INSTRUCTIONS FOR THE TASK
Give back only the lines from the one with "Read this page and output its text content." through the last line of the data, exactly as they appear.

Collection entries
= = = = =

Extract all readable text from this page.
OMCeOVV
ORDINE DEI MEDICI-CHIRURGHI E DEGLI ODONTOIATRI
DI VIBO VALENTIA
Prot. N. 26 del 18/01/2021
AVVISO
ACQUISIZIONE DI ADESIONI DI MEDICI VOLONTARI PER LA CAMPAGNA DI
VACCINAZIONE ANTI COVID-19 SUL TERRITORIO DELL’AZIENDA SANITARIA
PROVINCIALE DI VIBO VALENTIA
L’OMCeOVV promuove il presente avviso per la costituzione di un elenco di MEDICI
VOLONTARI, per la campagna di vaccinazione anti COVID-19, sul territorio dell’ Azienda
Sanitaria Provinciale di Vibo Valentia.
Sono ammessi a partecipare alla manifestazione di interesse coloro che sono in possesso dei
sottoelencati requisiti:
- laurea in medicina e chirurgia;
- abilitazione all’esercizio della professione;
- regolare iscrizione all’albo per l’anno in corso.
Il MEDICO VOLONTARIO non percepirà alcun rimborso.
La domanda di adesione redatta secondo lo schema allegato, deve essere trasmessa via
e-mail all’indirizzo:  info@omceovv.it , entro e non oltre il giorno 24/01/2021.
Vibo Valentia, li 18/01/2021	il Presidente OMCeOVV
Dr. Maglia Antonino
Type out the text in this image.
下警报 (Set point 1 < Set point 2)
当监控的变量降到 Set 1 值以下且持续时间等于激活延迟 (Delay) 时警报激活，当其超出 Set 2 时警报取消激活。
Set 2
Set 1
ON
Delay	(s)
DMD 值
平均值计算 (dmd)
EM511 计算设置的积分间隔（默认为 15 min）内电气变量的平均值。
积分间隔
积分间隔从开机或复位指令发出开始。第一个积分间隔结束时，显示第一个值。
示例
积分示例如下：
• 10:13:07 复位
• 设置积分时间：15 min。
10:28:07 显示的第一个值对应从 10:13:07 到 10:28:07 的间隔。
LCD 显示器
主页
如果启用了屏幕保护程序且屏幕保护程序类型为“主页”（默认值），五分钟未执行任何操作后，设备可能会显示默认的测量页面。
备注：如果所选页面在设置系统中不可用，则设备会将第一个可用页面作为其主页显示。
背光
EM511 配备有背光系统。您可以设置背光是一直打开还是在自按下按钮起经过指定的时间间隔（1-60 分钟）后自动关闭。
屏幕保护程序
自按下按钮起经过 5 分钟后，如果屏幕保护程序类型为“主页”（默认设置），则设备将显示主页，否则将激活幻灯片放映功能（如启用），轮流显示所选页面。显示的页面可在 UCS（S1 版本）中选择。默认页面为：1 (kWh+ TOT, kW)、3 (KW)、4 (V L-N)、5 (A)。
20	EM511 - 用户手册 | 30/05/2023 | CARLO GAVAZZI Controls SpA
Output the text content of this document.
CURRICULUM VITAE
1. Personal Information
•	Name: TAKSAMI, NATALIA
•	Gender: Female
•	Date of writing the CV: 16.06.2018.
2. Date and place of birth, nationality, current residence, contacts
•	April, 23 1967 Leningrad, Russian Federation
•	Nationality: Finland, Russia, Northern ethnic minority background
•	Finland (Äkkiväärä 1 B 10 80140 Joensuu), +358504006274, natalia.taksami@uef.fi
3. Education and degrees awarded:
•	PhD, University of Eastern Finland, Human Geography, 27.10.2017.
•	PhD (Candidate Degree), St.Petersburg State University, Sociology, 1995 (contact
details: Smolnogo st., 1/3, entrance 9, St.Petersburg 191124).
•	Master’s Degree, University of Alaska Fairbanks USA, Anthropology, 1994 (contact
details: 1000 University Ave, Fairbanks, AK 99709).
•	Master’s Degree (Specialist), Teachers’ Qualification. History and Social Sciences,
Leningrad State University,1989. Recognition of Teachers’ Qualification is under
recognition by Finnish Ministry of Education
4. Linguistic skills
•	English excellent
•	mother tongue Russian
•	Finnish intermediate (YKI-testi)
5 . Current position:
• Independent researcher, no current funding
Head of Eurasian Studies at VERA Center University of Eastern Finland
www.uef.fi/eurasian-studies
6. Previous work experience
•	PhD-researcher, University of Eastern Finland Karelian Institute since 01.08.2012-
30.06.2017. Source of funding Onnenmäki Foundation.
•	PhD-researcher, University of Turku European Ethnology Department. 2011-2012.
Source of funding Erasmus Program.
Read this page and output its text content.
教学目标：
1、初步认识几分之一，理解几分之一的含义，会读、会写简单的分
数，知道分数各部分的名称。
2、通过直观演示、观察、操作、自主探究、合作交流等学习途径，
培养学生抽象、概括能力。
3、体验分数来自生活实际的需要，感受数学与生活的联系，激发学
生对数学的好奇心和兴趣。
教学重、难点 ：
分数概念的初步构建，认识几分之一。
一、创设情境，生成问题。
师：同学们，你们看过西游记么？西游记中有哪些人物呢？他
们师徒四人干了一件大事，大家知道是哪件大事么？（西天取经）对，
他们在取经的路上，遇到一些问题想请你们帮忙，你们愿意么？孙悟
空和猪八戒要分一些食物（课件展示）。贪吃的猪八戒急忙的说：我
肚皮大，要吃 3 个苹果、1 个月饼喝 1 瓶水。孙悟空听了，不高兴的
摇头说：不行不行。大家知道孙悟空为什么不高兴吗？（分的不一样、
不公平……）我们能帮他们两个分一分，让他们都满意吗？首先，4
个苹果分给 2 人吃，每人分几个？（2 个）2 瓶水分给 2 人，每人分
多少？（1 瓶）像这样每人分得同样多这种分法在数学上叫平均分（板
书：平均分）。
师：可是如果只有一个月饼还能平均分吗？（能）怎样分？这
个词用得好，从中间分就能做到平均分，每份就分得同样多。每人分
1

= = = = =

WRITTEN RESPONSE
Read this page and output its text content.
教学目标：
1、初步认识几分之一，理解几分之一的含义，会读、会写简单的分
数，知道分数各部分的名称。
2、通过直观演示、观察、操作、自主探究、合作交流等学习途径，
培养学生抽象、概括能力。
3、体验分数来自生活实际的需要，感受数学与生活的联系，激发学
生对数学的好奇心和兴趣。
教学重、难点 ：
分数概念的初步构建，认识几分之一。
一、创设情境，生成问题。
师：同学们，你们看过西游记么？西游记中有哪些人物呢？他
们师徒四人干了一件大事，大家知道是哪件大事么？（西天取经）对，
他们在取经的路上，遇到一些问题想请你们帮忙，你们愿意么？孙悟
空和猪八戒要分一些食物（课件展示）。贪吃的猪八戒急忙的说：我
肚皮大，要吃 3 个苹果、1 个月饼喝 1 瓶水。孙悟空听了，不高兴的
摇头说：不行不行。大家知道孙悟空为什么不高兴吗？（分的不一样、
不公平……）我们能帮他们两个分一分，让他们都满意吗？首先，4
个苹果分给 2 人吃，每人分几个？（2 个）2 瓶水分给 2 人，每人分
多少？（1 瓶）像这样每人分得同样多这种分法在数学上叫平均分（板
书：平均分）。
师：可是如果只有一个月饼还能平均分吗？（能）怎样分？这
个词用得好，从中间分就能做到平均分，每份就分得同样多。每人分
1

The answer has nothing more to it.